*Your goal*
Identify every line in the listing below that contains the string "Grocery", matching case exactly, and copy each of those lines.

*Material provided*
=======

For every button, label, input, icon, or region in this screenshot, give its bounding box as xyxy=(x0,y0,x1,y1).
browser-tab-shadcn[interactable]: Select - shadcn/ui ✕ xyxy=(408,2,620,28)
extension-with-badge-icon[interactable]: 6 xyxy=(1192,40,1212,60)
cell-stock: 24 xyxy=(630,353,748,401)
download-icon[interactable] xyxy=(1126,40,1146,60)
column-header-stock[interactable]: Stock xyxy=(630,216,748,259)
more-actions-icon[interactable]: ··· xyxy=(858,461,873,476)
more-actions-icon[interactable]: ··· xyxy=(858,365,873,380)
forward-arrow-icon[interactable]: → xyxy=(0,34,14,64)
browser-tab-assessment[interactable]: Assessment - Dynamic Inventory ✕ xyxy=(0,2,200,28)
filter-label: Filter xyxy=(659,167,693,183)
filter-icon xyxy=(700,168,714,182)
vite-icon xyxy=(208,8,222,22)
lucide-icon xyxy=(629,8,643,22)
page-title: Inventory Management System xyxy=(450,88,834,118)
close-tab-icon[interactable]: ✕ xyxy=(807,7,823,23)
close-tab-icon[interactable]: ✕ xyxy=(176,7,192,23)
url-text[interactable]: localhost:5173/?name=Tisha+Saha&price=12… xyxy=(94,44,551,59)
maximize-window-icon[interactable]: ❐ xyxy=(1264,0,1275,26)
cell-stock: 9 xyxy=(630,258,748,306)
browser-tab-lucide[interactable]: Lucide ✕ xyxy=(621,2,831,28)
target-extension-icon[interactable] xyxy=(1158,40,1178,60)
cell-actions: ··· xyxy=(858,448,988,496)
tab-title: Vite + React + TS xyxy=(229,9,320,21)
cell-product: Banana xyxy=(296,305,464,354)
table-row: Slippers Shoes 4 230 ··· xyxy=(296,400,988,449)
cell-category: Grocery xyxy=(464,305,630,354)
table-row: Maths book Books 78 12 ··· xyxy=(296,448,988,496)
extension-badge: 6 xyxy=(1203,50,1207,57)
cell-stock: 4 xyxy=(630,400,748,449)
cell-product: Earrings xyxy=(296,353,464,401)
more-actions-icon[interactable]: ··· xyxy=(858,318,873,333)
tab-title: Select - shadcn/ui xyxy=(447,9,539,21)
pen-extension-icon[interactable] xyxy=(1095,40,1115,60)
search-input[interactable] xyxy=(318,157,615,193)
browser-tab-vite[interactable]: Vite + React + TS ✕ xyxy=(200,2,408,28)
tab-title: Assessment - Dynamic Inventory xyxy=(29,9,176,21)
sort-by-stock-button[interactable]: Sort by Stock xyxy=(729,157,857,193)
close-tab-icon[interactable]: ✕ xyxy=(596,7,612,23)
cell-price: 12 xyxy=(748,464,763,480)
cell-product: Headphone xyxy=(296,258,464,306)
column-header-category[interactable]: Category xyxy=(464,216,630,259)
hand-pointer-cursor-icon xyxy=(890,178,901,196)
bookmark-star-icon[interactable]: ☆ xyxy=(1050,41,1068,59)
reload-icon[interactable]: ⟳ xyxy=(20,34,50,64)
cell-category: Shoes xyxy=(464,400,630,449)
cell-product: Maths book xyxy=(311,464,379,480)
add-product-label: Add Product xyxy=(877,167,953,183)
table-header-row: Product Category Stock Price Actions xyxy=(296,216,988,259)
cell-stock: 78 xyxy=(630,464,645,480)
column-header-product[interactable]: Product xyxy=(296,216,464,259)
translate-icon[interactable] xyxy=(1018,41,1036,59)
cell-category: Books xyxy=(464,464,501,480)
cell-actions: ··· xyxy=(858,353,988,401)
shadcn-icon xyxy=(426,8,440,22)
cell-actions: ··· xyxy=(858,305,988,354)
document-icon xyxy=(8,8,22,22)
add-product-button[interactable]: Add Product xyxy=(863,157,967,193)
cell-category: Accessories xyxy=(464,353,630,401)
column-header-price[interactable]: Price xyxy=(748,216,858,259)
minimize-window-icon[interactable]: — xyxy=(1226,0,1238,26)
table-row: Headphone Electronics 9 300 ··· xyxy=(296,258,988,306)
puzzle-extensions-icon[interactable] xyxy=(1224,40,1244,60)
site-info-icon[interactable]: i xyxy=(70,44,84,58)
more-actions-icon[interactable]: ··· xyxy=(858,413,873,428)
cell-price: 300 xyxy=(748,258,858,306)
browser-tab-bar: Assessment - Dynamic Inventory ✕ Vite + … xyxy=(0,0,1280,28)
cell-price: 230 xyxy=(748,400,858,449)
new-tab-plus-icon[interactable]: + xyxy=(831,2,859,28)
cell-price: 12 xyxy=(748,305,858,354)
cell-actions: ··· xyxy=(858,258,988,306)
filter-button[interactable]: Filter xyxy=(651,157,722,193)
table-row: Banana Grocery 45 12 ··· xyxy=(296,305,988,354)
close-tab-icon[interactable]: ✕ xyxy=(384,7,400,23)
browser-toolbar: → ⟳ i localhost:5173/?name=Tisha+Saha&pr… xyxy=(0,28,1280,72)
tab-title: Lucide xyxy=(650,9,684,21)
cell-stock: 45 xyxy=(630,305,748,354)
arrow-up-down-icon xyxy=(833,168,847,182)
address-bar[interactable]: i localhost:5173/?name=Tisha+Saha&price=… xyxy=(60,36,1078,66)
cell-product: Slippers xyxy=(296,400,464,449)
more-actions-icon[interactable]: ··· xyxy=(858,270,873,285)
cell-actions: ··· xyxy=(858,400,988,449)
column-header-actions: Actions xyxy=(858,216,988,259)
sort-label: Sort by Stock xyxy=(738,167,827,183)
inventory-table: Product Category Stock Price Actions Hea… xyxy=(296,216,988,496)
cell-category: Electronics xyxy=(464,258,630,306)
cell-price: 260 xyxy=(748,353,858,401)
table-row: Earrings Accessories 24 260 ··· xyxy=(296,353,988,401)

=======

*Expected answer*
cell-category: Grocery xyxy=(464,305,630,354)
table-row: Banana Grocery 45 12 ··· xyxy=(296,305,988,354)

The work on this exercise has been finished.